TASK PROMPT =>
Make an exact copy of the entries below with the pictures removed.

++++

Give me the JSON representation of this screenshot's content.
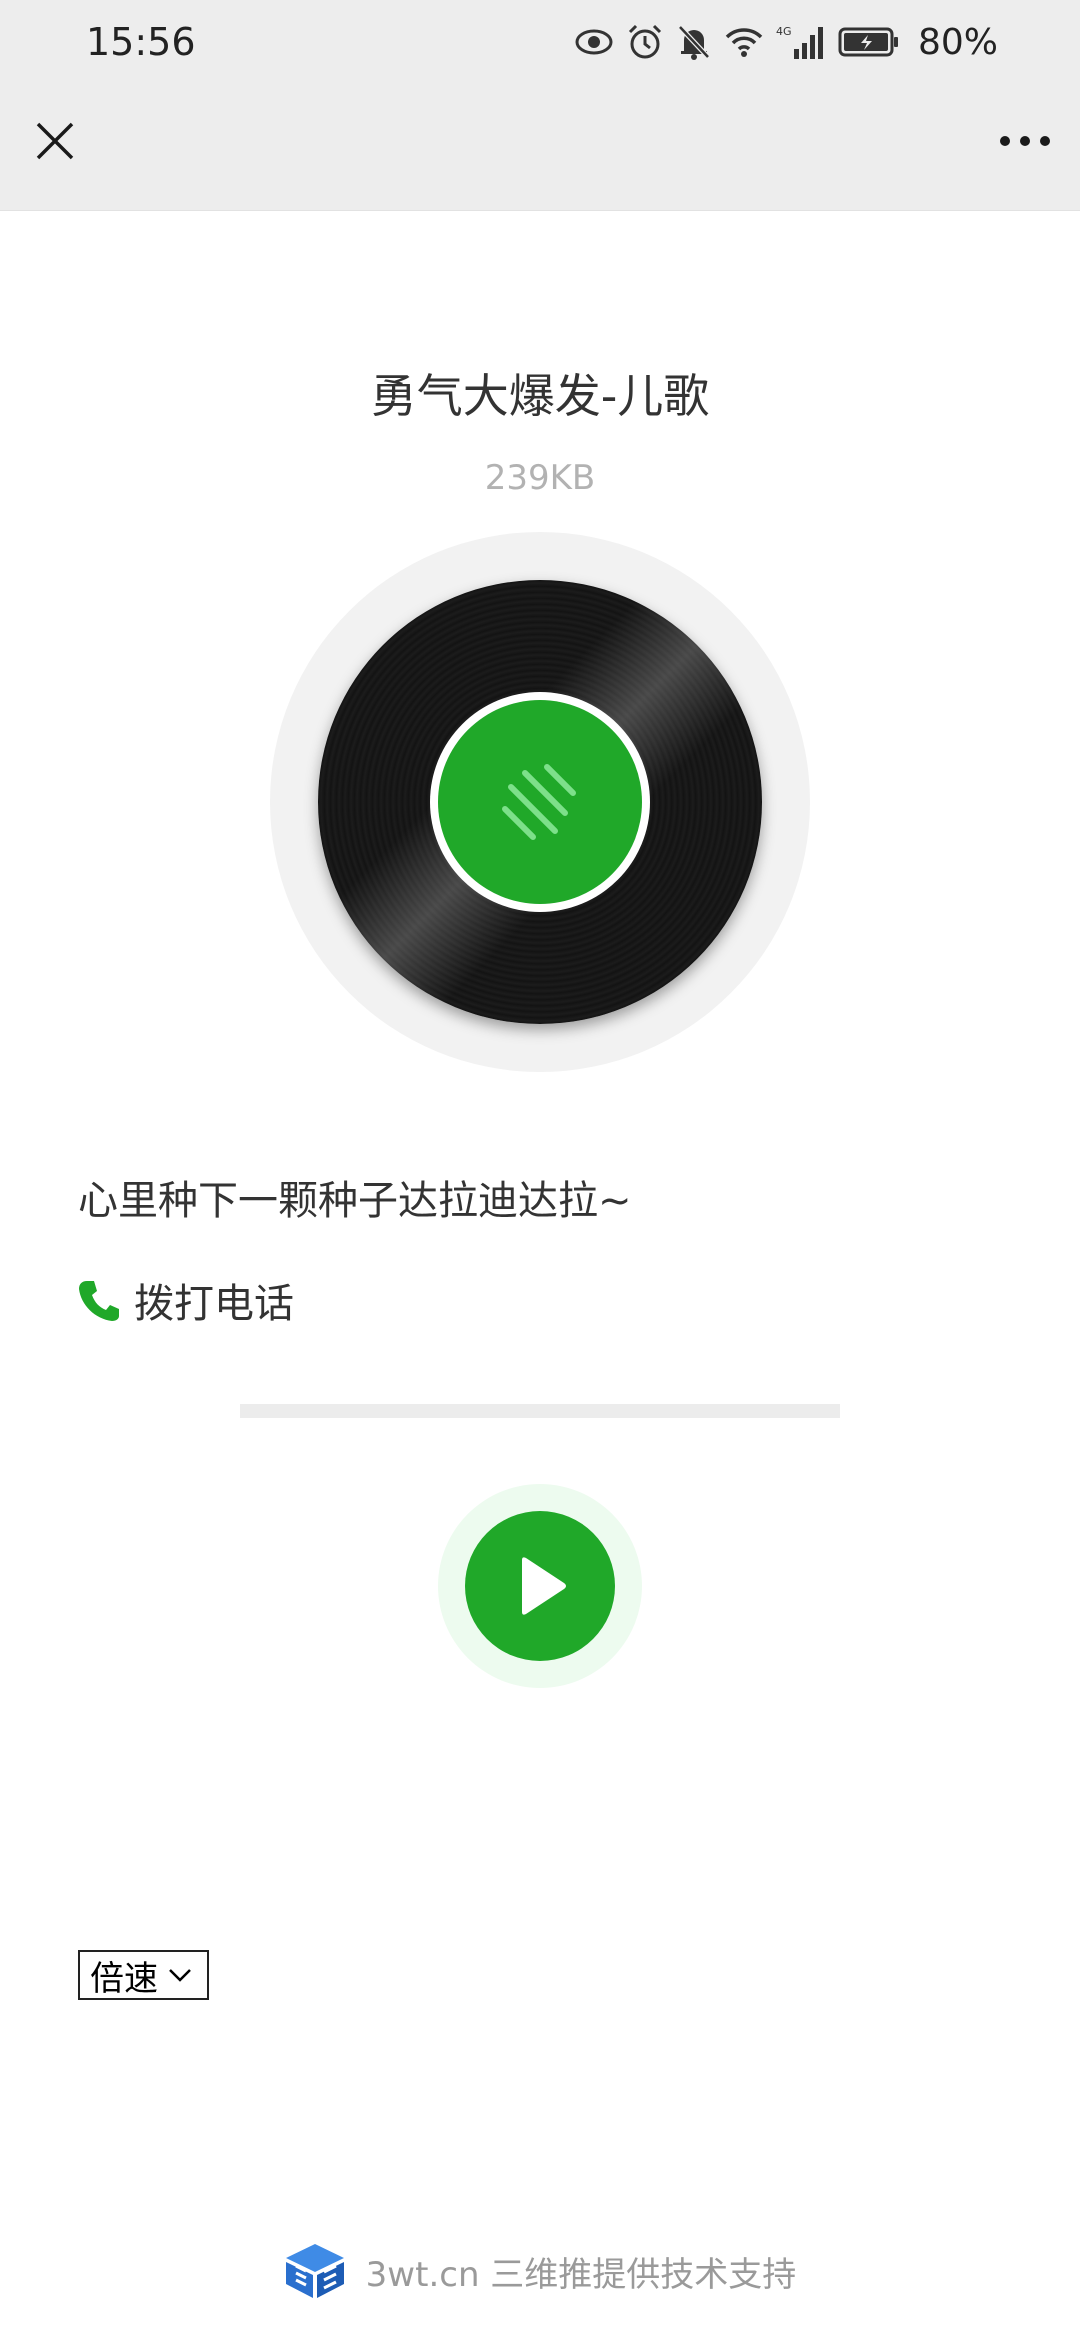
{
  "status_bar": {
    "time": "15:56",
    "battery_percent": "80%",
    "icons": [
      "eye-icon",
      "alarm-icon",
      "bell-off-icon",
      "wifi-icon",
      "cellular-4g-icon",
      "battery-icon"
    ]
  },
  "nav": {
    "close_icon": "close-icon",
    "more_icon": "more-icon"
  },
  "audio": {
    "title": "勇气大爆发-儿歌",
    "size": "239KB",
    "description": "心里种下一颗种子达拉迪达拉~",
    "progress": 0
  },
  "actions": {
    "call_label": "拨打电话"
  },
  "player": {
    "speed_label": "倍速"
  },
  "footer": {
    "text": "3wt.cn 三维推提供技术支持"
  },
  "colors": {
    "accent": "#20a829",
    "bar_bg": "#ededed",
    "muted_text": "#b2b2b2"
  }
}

++++

WRITTEN ANSWER =>
Give me the JSON representation of this screenshot's content.
{
  "status_bar": {
    "time": "15:56",
    "battery_percent": "80%",
    "icons": [
      "eye-icon",
      "alarm-icon",
      "bell-off-icon",
      "wifi-icon",
      "cellular-4g-icon",
      "battery-icon"
    ]
  },
  "nav": {
    "close_icon": "close-icon",
    "more_icon": "more-icon"
  },
  "audio": {
    "title": "勇气大爆发-儿歌",
    "size": "239KB",
    "description": "心里种下一颗种子达拉迪达拉~",
    "progress": 0
  },
  "actions": {
    "call_label": "拨打电话"
  },
  "player": {
    "speed_label": "倍速"
  },
  "footer": {
    "text": "3wt.cn 三维推提供技术支持"
  },
  "colors": {
    "accent": "#20a829",
    "bar_bg": "#ededed",
    "muted_text": "#b2b2b2"
  }
}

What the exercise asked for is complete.